Stated goal — Repeat the data that follows, word for word, without the images.

-- begin Information given --

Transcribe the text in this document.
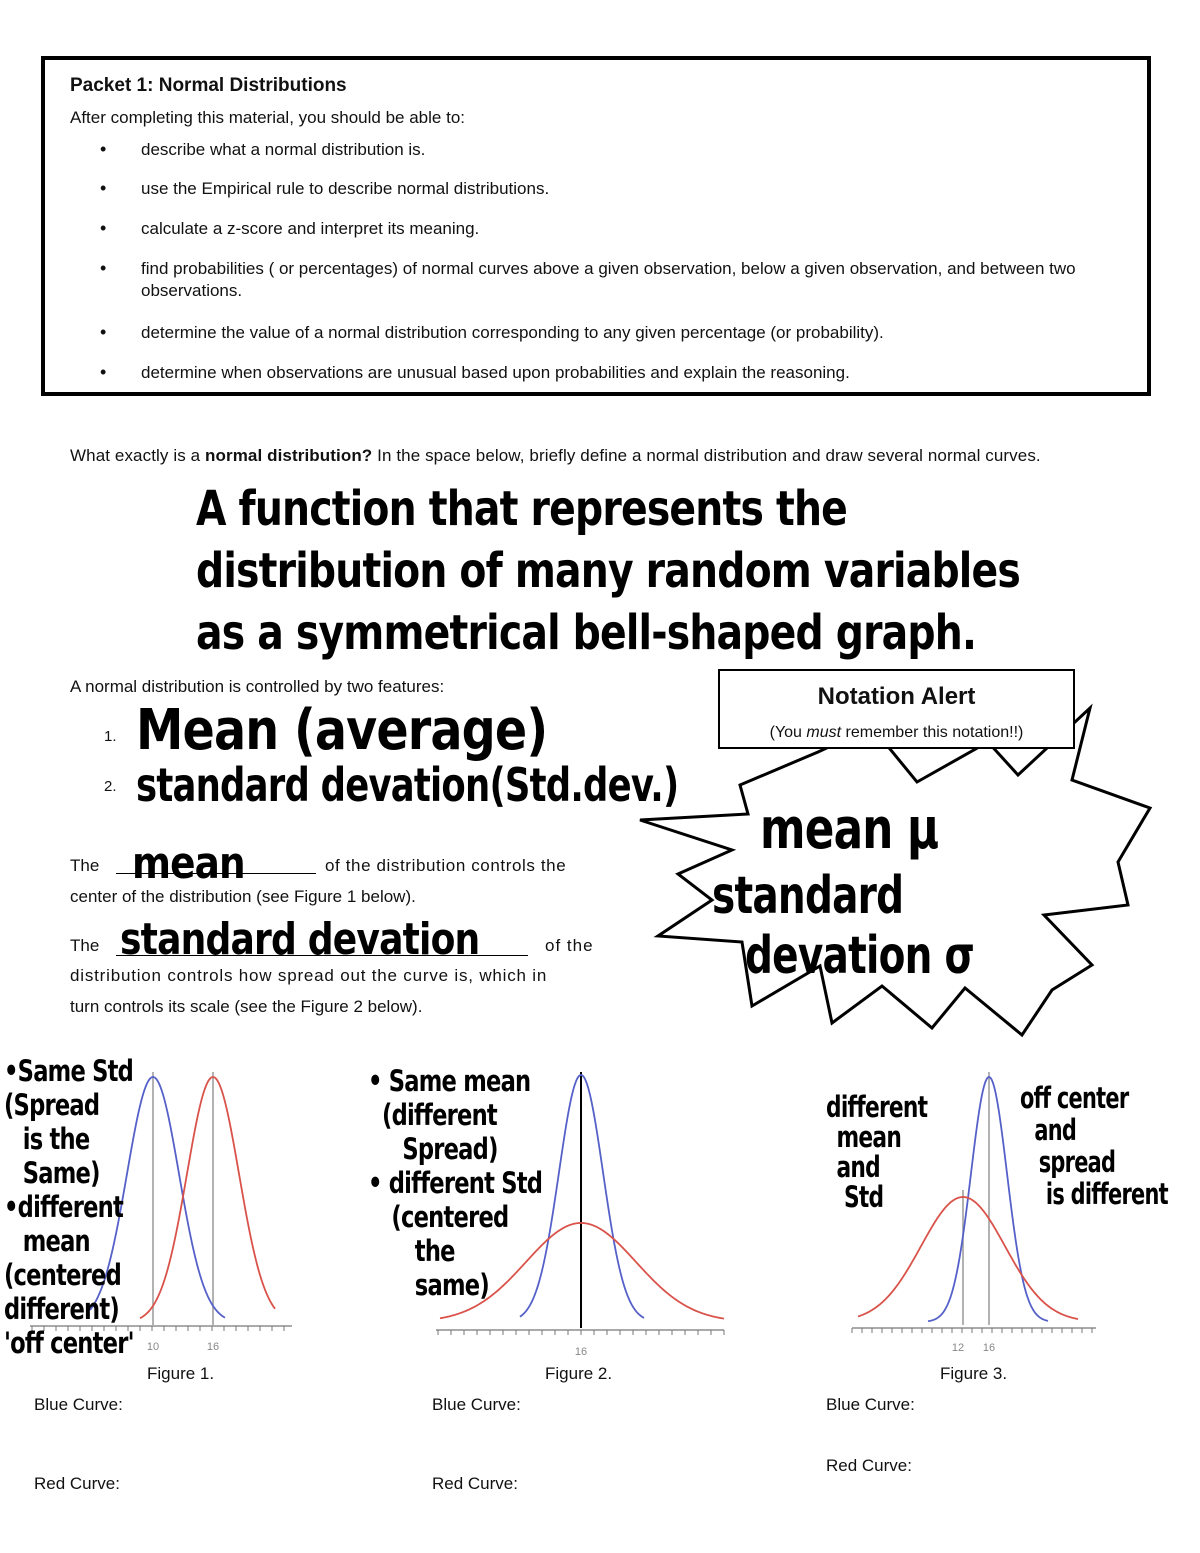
Packet 1: Normal Distributions
After completing this material, you should be able to:
• describe what a normal distribution is.
• use the Empirical rule to describe normal distributions.
• calculate a z-score and interpret its meaning.
• find probabilities ( or percentages) of normal curves above a given observation, below a given observation, and between two observations.
• determine the value of a normal distribution corresponding to any given percentage (or probability).
• determine when observations are unusual based upon probabilities and explain the reasoning.
What exactly is a normal distribution? In the space below, briefly define a normal distribution and draw several normal curves.
A function that represents the
distribution of many random variables
as a symmetrical bell-shaped graph.
A normal distribution is controlled by two features:
1.
2.
Mean (average)
standard devation(Std.dev.)
Notation Alert
(You must remember this notation!!)
mean μ
standard
devation σ
The mean	of the distribution controls the
center of the distribution (see Figure 1 below).
The standard devation	of the
distribution controls how spread out the curve is, which in
turn controls its scale (see the Figure 2 below).
10	16
•Same Std
(Spread
is the
Same)
•different
mean
(centered
different)
'off center'
Figure 1.
Blue Curve:
Red Curve:
16
• Same mean
(different
Spread)
• different Std
(centered
the
same)
Figure 2.
Blue Curve:
Red Curve:
12 16
different
mean
and
Std
off center
and
spread
is different
Figure 3.
Blue Curve:
Red Curve:
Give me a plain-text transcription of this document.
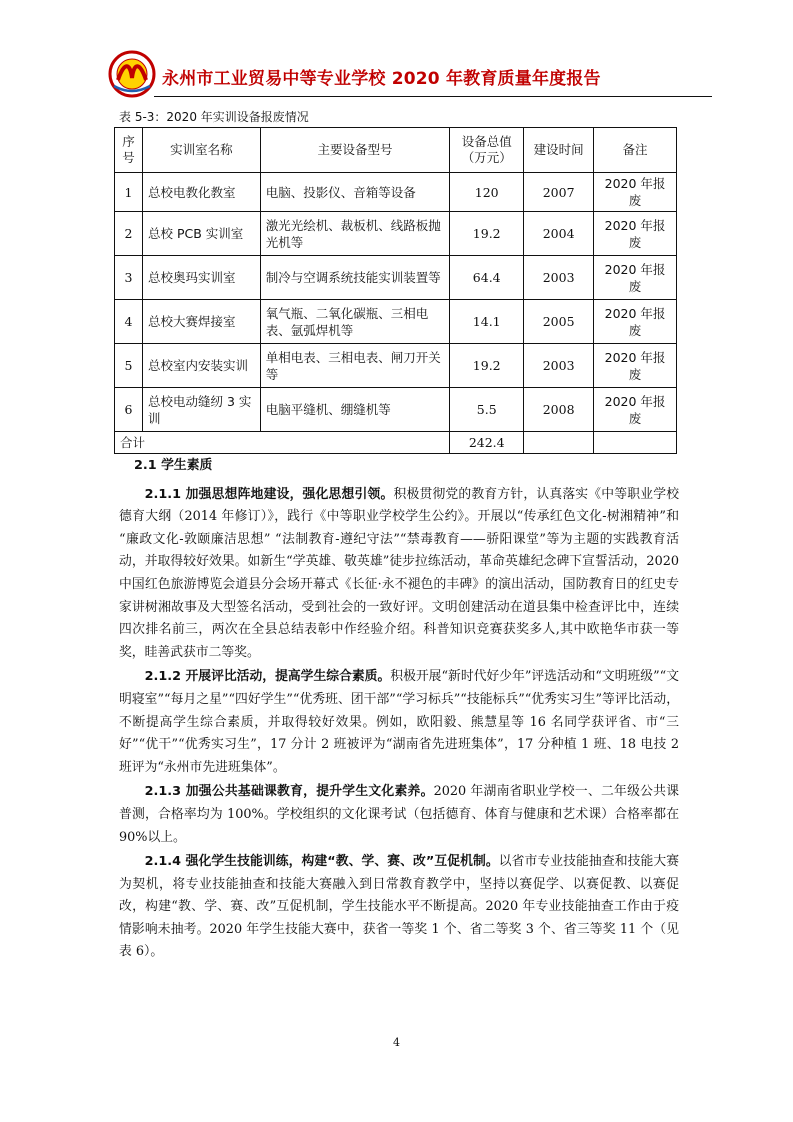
永州市工业贸易中等专业学校 2020 年教育质量年度报告
表 5-3：2020 年实训设备报废情况
序号	实训室名称	主要设备型号	设备总值（万元）	建设时间	备注
1	总校电教化教室	电脑、投影仪、音箱等设备	120	2007	2020 年报废
2	总校 PCB 实训室	激光光绘机、裁板机、线路板抛光机等	19.2	2004	2020 年报废
3	总校奥玛实训室	制冷与空调系统技能实训装置等	64.4	2003	2020 年报废
4	总校大赛焊接室	氧气瓶、二氧化碳瓶、三相电表、氩弧焊机等	14.1	2005	2020 年报废
5	总校室内安装实训	单相电表、三相电表、闸刀开关等	19.2	2003	2020 年报废
6	总校电动缝纫 3 实训	电脑平缝机、绷缝机等	5.5	2008	2020 年报废
合计			242.4		
2.1 学生素质

2.1.1 加强思想阵地建设，强化思想引领。积极贯彻党的教育方针，认真落实《中等职业学校德育大纲（2014 年修订）》，践行《中等职业学校学生公约》。开展以“传承红色文化-树湘精神”和 “廉政文化-敦颐廉洁思想” “法制教育-遵纪守法”“禁毒教育——骄阳课堂”等为主题的实践教育活动，并取得较好效果。如新生“学英雄、敬英雄”徒步拉练活动，革命英雄纪念碑下宣誓活动，2020 中国红色旅游博览会道县分会场开幕式《长征·永不褪色的丰碑》的演出活动，国防教育日的红史专家讲树湘故事及大型签名活动，受到社会的一致好评。文明创建活动在道县集中检查评比中，连续四次排名前三，两次在全县总结表彰中作经验介绍。科普知识竞赛获奖多人,其中欧艳华市获一等奖，眭善武获市二等奖。

2.1.2 开展评比活动，提高学生综合素质。积极开展“新时代好少年”评选活动和“文明班级”“文明寝室”“每月之星”“四好学生”“优秀班、团干部”“学习标兵”“技能标兵”“优秀实习生”等评比活动，不断提高学生综合素质，并取得较好效果。例如，欧阳毅、熊慧星等 16 名同学获评省、市“三好”“优干”“优秀实习生”，17 分计 2 班被评为“湖南省先进班集体”，17 分种植 1 班、18 电技 2 班评为“永州市先进班集体”。

2.1.3 加强公共基础课教育，提升学生文化素养。2020 年湖南省职业学校一、二年级公共课普测，合格率均为 100%。学校组织的文化课考试（包括德育、体育与健康和艺术课）合格率都在 90%以上。

2.1.4 强化学生技能训练，构建“教、学、赛、改”互促机制。以省市专业技能抽查和技能大赛为契机，将专业技能抽查和技能大赛融入到日常教育教学中，坚持以赛促学、以赛促教、以赛促改，构建“教、学、赛、改”互促机制，学生技能水平不断提高。2020 年专业技能抽查工作由于疫情影响未抽考。2020 年学生技能大赛中，获省一等奖 1 个、省二等奖 3 个、省三等奖 11 个（见表 6）。

4
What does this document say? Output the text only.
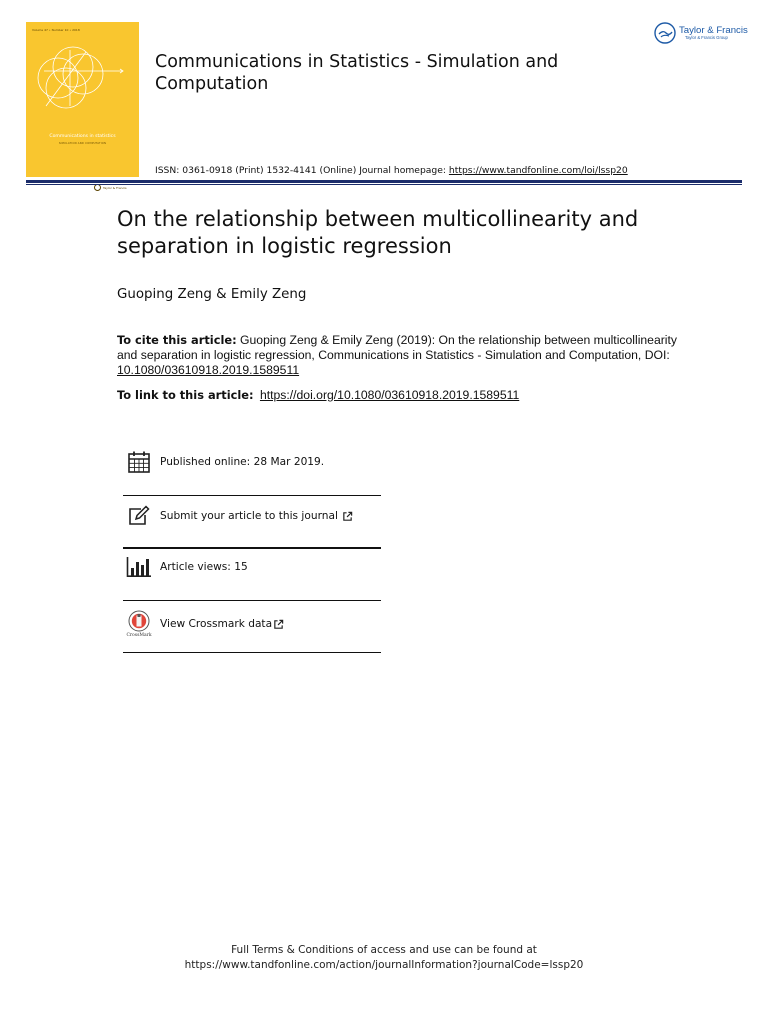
Volume 47 • Number 10 • 2018
Communications in statistics
SIMULATION AND COMPUTATION
Taylor & Francis
Communications in Statistics - Simulation and Computation
ISSN: 0361-0918 (Print) 1532-4141 (Online) Journal homepage: https://www.tandfonline.com/loi/lssp20
Taylor & Francis
Taylor & Francis Group
On the relationship between multicollinearity and separation in logistic regression
Guoping Zeng & Emily Zeng
To cite this article: Guoping Zeng & Emily Zeng (2019): On the relationship between multicollinearity and separation in logistic regression, Communications in Statistics - Simulation and Computation, DOI: 10.1080/03610918.2019.1589511
To link to this article: https://doi.org/10.1080/03610918.2019.1589511
Published online: 28 Mar 2019.
Submit your article to this journal
Article views: 15
CrossMark
View Crossmark data
Full Terms & Conditions of access and use can be found at
https://www.tandfonline.com/action/journalInformation?journalCode=lssp20
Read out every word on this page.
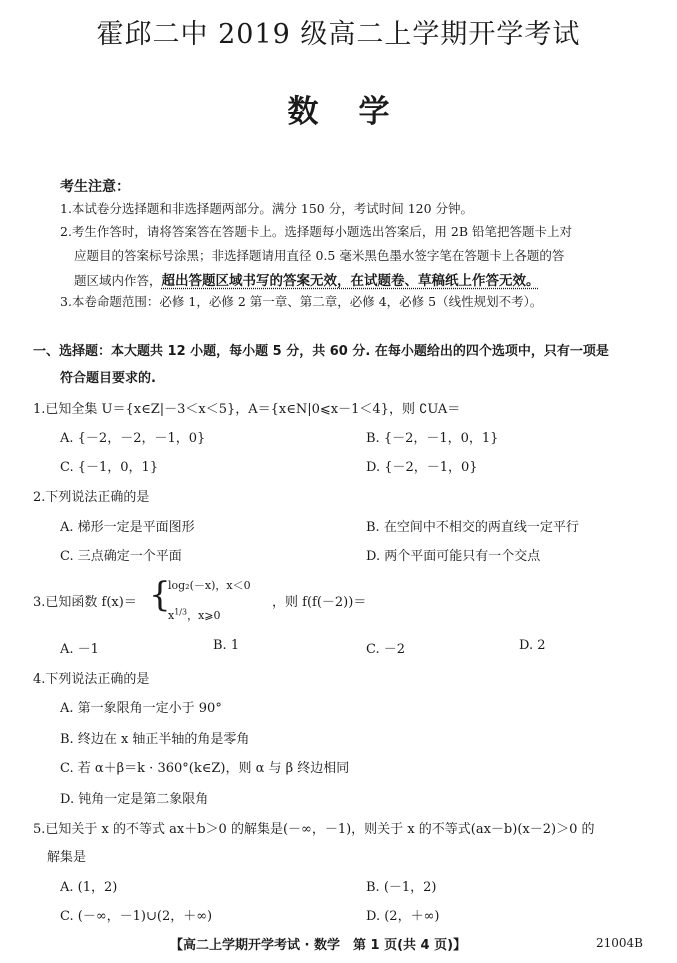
霍邱二中 2019 级高二上学期开学考试
数学
考生注意：
1.本试卷分选择题和非选择题两部分。满分 150 分，考试时间 120 分钟。
2.考生作答时，请将答案答在答题卡上。选择题每小题选出答案后，用 2B 铅笔把答题卡上对
应题目的答案标号涂黑；非选择题请用直径 0.5 毫米黑色墨水签字笔在答题卡上各题的答
题区域内作答，超出答题区域书写的答案无效，在试题卷、草稿纸上作答无效。
3.本卷命题范围：必修 1，必修 2 第一章、第二章，必修 4，必修 5（线性规划不考）。
一、选择题：本大题共 12 小题，每小题 5 分，共 60 分. 在每小题给出的四个选项中，只有一项是
符合题目要求的.
1.已知全集 U＝{x∈Z|－3＜x＜5}，A＝{x∈N|0⩽x－1＜4}，则 ∁UA＝
A. {－2，－2，－1，0}	B. {－2，－1，0，1}
C. {－1，0，1}	D. {－2，－1，0}
2.下列说法正确的是
A. 梯形一定是平面图形	B. 在空间中不相交的两直线一定平行
C. 三点确定一个平面	D. 两个平面可能只有一个交点
3.已知函数 f(x)＝ {
log₂(－x)，x＜0
$x^{1/3}$，x⩾0
，则 f(f(－2))＝
A. －1	B. 1	C. －2	D. 2
4.下列说法正确的是
A. 第一象限角一定小于 90°
B. 终边在 x 轴正半轴的角是零角
C. 若 α＋β＝k · 360°(k∈Z)，则 α 与 β 终边相同
D. 钝角一定是第二象限角
5.已知关于 x 的不等式 ax＋b＞0 的解集是(－∞，－1)，则关于 x 的不等式(ax－b)(x－2)＞0 的
解集是
A. (1，2)	B. (－1，2)
C. (－∞，－1)∪(2，＋∞)	D. (2，＋∞)
【高二上学期开学考试 · 数学　第 1 页(共 4 页)】	21004B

-- end Information given --

The answer —
Transcribe the text in this document.
Packet 1: Normal Distributions
After completing this material, you should be able to:
• describe what a normal distribution is.
• use the Empirical rule to describe normal distributions.
• calculate a z-score and interpret its meaning.
• find probabilities ( or percentages) of normal curves above a given observation, below a given observation, and between two observations.
• determine the value of a normal distribution corresponding to any given percentage (or probability).
• determine when observations are unusual based upon probabilities and explain the reasoning.
What exactly is a normal distribution? In the space below, briefly define a normal distribution and draw several normal curves.
A function that represents the
distribution of many random variables
as a symmetrical bell-shaped graph.
A normal distribution is controlled by two features:
1.
2.
Mean (average)
standard devation(Std.dev.)
Notation Alert
(You must remember this notation!!)
mean μ
standard
devation σ
The mean	of the distribution controls the
center of the distribution (see Figure 1 below).
The standard devation	of the
distribution controls how spread out the curve is, which in
turn controls its scale (see the Figure 2 below).
10	16
•Same Std
(Spread
is the
Same)
•different
mean
(centered
different)
'off center'
Figure 1.
Blue Curve:
Red Curve:
16
• Same mean
(different
Spread)
• different Std
(centered
the
same)
Figure 2.
Blue Curve:
Red Curve:
12 16
different
mean
and
Std
off center
and
spread
is different
Figure 3.
Blue Curve:
Red Curve:
Give me a plain-text transcription of this document.
永州市工业贸易中等专业学校 2020 年教育质量年度报告
表 5-3：2020 年实训设备报废情况
序号	实训室名称	主要设备型号	设备总值（万元）	建设时间	备注
1	总校电教化教室	电脑、投影仪、音箱等设备	120	2007	2020 年报废
2	总校 PCB 实训室	激光光绘机、裁板机、线路板抛光机等	19.2	2004	2020 年报废
3	总校奥玛实训室	制冷与空调系统技能实训装置等	64.4	2003	2020 年报废
4	总校大赛焊接室	氧气瓶、二氧化碳瓶、三相电表、氩弧焊机等	14.1	2005	2020 年报废
5	总校室内安装实训	单相电表、三相电表、闸刀开关等	19.2	2003	2020 年报废
6	总校电动缝纫 3 实训	电脑平缝机、绷缝机等	5.5	2008	2020 年报废
合计			242.4		
2.1 学生素质

2.1.1 加强思想阵地建设，强化思想引领。积极贯彻党的教育方针，认真落实《中等职业学校德育大纲（2014 年修订）》，践行《中等职业学校学生公约》。开展以“传承红色文化-树湘精神”和 “廉政文化-敦颐廉洁思想” “法制教育-遵纪守法”“禁毒教育——骄阳课堂”等为主题的实践教育活动，并取得较好效果。如新生“学英雄、敬英雄”徒步拉练活动，革命英雄纪念碑下宣誓活动，2020 中国红色旅游博览会道县分会场开幕式《长征·永不褪色的丰碑》的演出活动，国防教育日的红史专家讲树湘故事及大型签名活动，受到社会的一致好评。文明创建活动在道县集中检查评比中，连续四次排名前三，两次在全县总结表彰中作经验介绍。科普知识竞赛获奖多人,其中欧艳华市获一等奖，眭善武获市二等奖。

2.1.2 开展评比活动，提高学生综合素质。积极开展“新时代好少年”评选活动和“文明班级”“文明寝室”“每月之星”“四好学生”“优秀班、团干部”“学习标兵”“技能标兵”“优秀实习生”等评比活动，不断提高学生综合素质，并取得较好效果。例如，欧阳毅、熊慧星等 16 名同学获评省、市“三好”“优干”“优秀实习生”，17 分计 2 班被评为“湖南省先进班集体”，17 分种植 1 班、18 电技 2 班评为“永州市先进班集体”。

2.1.3 加强公共基础课教育，提升学生文化素养。2020 年湖南省职业学校一、二年级公共课普测，合格率均为 100%。学校组织的文化课考试（包括德育、体育与健康和艺术课）合格率都在 90%以上。

2.1.4 强化学生技能训练，构建“教、学、赛、改”互促机制。以省市专业技能抽查和技能大赛为契机，将专业技能抽查和技能大赛融入到日常教育教学中，坚持以赛促学、以赛促教、以赛促改，构建“教、学、赛、改”互促机制，学生技能水平不断提高。2020 年专业技能抽查工作由于疫情影响未抽考。2020 年学生技能大赛中，获省一等奖 1 个、省二等奖 3 个、省三等奖 11 个（见表 6）。

4
What does this document say? Output the text only.
Volume 47 • Number 10 • 2018
Communications in statistics
SIMULATION AND COMPUTATION
Taylor & Francis
Communications in Statistics - Simulation and Computation
ISSN: 0361-0918 (Print) 1532-4141 (Online) Journal homepage: https://www.tandfonline.com/loi/lssp20
Taylor & Francis
Taylor & Francis Group
On the relationship between multicollinearity and separation in logistic regression
Guoping Zeng & Emily Zeng
To cite this article: Guoping Zeng & Emily Zeng (2019): On the relationship between multicollinearity and separation in logistic regression, Communications in Statistics - Simulation and Computation, DOI: 10.1080/03610918.2019.1589511
To link to this article: https://doi.org/10.1080/03610918.2019.1589511
Published online: 28 Mar 2019.
Submit your article to this journal
Article views: 15
CrossMark
View Crossmark data
Full Terms & Conditions of access and use can be found at
https://www.tandfonline.com/action/journalInformation?journalCode=lssp20
Read out every word on this page.
霍邱二中 2019 级高二上学期开学考试
数学
考生注意：
1.本试卷分选择题和非选择题两部分。满分 150 分，考试时间 120 分钟。
2.考生作答时，请将答案答在答题卡上。选择题每小题选出答案后，用 2B 铅笔把答题卡上对
应题目的答案标号涂黑；非选择题请用直径 0.5 毫米黑色墨水签字笔在答题卡上各题的答
题区域内作答，超出答题区域书写的答案无效，在试题卷、草稿纸上作答无效。
3.本卷命题范围：必修 1，必修 2 第一章、第二章，必修 4，必修 5（线性规划不考）。
一、选择题：本大题共 12 小题，每小题 5 分，共 60 分. 在每小题给出的四个选项中，只有一项是
符合题目要求的.
1.已知全集 U＝{x∈Z|－3＜x＜5}，A＝{x∈N|0⩽x－1＜4}，则 ∁UA＝
A. {－2，－2，－1，0}	B. {－2，－1，0，1}
C. {－1，0，1}	D. {－2，－1，0}
2.下列说法正确的是
A. 梯形一定是平面图形	B. 在空间中不相交的两直线一定平行
C. 三点确定一个平面	D. 两个平面可能只有一个交点
3.已知函数 f(x)＝ {
log₂(－x)，x＜0
$x^{1/3}$，x⩾0
，则 f(f(－2))＝
A. －1	B. 1	C. －2	D. 2
4.下列说法正确的是
A. 第一象限角一定小于 90°
B. 终边在 x 轴正半轴的角是零角
C. 若 α＋β＝k · 360°(k∈Z)，则 α 与 β 终边相同
D. 钝角一定是第二象限角
5.已知关于 x 的不等式 ax＋b＞0 的解集是(－∞，－1)，则关于 x 的不等式(ax－b)(x－2)＞0 的
解集是
A. (1，2)	B. (－1，2)
C. (－∞，－1)∪(2，＋∞)	D. (2，＋∞)
【高二上学期开学考试 · 数学　第 1 页(共 4 页)】	21004B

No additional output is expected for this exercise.